>> begin INFORMATION SHOWN

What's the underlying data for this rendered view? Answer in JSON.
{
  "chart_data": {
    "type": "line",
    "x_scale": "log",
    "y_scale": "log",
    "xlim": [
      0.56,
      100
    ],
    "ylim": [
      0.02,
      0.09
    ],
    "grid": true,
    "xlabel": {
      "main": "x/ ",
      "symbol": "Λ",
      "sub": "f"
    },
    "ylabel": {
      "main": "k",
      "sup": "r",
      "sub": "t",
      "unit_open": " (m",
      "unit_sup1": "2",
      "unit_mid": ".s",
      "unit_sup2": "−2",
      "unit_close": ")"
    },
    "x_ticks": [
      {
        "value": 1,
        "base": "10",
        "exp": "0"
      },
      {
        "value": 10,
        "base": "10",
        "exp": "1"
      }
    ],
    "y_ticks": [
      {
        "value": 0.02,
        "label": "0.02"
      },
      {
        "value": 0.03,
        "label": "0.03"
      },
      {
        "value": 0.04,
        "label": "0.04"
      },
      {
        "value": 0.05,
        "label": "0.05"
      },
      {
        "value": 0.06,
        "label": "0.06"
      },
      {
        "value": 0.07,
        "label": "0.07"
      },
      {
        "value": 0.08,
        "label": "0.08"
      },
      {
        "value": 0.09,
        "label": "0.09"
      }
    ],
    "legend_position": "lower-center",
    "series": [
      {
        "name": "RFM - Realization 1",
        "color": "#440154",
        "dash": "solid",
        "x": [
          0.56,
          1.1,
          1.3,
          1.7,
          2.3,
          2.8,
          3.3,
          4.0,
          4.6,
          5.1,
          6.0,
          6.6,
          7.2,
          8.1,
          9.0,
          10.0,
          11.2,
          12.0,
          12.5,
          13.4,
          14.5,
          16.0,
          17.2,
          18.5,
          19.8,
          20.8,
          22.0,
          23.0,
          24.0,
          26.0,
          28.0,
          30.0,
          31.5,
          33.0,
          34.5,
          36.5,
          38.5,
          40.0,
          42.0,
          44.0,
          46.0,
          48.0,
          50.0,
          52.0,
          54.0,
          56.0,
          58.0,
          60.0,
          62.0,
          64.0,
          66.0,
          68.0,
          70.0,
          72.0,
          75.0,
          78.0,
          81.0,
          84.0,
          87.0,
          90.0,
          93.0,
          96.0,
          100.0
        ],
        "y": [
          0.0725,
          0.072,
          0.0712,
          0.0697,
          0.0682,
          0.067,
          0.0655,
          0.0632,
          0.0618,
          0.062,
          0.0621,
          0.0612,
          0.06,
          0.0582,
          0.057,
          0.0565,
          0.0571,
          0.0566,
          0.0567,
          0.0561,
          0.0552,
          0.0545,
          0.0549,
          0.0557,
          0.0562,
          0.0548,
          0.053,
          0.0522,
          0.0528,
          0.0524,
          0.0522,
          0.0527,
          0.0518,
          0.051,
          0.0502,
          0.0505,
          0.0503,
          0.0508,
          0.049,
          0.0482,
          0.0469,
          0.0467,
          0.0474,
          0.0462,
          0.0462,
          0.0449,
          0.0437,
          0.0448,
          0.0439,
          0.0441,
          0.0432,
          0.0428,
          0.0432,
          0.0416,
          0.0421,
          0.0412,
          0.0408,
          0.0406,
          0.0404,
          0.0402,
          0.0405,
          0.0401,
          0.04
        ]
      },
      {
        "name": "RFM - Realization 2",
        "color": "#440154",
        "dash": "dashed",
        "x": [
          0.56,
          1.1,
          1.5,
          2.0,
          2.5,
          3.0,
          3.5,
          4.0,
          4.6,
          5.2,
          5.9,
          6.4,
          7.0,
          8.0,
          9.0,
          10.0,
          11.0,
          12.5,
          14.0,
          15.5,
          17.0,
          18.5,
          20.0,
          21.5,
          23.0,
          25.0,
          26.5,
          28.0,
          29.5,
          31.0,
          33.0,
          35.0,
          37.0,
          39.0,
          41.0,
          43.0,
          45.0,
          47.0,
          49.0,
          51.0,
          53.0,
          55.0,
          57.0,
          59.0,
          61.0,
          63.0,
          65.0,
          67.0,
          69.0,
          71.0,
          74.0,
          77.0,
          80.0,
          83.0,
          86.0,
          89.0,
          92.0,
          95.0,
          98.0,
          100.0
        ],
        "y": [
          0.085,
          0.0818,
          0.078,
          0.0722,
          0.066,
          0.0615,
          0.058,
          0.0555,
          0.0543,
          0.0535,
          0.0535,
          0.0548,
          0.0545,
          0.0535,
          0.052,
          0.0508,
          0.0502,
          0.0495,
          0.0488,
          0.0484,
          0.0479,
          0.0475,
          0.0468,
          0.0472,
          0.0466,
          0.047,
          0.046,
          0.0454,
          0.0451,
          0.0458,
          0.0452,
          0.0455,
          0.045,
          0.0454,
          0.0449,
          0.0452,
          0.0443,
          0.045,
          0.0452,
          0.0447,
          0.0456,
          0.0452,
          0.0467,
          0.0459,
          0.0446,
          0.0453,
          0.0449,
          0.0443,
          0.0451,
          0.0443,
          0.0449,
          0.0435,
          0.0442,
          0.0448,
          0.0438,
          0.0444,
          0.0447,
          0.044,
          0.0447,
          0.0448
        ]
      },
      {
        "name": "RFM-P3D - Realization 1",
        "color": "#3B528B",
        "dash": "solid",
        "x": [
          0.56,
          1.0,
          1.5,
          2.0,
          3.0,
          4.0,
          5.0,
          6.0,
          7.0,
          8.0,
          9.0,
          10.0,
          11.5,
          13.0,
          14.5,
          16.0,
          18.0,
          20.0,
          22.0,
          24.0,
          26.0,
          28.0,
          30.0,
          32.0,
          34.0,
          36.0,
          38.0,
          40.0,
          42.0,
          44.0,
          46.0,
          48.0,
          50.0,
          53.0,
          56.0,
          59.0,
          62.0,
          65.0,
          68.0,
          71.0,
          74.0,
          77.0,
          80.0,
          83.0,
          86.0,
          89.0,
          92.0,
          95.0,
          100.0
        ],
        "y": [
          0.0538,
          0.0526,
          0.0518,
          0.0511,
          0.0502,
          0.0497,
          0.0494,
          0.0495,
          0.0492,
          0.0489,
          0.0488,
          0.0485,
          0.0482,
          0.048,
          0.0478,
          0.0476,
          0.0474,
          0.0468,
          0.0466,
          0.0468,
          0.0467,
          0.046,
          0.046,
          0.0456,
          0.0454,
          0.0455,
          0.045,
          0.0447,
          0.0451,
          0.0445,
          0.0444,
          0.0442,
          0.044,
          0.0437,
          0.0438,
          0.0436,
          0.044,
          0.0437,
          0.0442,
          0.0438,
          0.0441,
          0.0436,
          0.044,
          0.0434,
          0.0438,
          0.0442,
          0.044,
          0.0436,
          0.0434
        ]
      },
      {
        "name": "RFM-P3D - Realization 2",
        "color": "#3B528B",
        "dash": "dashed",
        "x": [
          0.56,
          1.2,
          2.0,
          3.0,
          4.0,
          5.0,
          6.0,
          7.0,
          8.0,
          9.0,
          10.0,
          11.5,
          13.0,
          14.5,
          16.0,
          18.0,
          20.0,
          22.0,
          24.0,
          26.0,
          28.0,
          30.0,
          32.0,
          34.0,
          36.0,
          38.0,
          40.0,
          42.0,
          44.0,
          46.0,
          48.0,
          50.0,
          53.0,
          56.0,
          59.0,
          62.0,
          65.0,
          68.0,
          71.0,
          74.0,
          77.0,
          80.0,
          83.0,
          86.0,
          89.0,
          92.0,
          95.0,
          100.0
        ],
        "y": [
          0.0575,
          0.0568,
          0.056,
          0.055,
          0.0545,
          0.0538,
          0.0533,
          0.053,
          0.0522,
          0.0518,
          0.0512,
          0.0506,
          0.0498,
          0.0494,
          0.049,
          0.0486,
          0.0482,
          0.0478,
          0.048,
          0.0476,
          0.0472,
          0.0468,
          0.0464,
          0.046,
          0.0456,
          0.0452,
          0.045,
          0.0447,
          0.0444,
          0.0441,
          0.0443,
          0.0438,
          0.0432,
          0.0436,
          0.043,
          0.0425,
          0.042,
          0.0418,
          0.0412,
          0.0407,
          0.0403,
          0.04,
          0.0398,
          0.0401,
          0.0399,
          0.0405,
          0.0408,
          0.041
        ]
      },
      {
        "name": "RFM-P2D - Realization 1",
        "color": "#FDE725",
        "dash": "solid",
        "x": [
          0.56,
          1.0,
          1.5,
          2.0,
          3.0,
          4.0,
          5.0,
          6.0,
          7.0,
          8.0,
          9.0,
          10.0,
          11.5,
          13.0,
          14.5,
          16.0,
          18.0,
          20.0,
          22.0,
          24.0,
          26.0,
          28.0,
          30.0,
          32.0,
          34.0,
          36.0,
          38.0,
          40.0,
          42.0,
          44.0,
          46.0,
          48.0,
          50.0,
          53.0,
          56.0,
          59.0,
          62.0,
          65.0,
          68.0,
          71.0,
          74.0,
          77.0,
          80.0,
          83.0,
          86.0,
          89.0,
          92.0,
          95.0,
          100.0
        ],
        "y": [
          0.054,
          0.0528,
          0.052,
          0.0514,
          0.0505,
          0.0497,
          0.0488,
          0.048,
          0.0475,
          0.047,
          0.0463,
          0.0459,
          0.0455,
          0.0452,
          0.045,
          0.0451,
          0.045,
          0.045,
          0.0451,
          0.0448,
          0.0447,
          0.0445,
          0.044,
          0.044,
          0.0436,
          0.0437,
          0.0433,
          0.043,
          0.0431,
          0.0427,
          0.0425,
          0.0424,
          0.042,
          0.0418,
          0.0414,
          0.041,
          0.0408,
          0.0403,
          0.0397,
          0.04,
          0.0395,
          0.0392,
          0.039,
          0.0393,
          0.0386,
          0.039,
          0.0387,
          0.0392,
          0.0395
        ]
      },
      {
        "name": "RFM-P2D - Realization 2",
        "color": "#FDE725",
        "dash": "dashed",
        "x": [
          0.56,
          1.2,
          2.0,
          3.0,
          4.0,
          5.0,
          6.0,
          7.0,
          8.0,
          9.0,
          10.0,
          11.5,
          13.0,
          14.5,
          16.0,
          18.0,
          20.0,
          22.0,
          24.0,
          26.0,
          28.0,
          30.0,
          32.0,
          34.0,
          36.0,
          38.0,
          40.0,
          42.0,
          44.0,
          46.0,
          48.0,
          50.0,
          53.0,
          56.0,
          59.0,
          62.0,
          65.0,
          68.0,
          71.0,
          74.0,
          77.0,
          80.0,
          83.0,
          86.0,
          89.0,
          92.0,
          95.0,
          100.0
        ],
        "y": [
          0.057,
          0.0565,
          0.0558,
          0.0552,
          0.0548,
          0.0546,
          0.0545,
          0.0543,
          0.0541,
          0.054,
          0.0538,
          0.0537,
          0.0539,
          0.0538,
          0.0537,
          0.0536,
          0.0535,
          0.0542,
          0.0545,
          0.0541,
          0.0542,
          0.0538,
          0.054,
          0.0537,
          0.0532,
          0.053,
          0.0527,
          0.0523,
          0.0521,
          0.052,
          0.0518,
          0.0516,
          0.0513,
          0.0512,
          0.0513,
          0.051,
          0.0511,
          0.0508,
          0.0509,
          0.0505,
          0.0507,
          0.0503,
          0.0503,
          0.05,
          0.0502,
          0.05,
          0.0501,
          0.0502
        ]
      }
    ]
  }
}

>> end INFORMATION SHOWN

**GIVEN INSTRUCTION**
Which lines contain "value"? Copy each of them.

**COMPLETE RESPONSE**
        "value": 1,
        "value": 10,
        "value": 0.02,
        "value": 0.03,
        "value": 0.04,
        "value": 0.05,
        "value": 0.06,
        "value": 0.07,
        "value": 0.08,
        "value": 0.09,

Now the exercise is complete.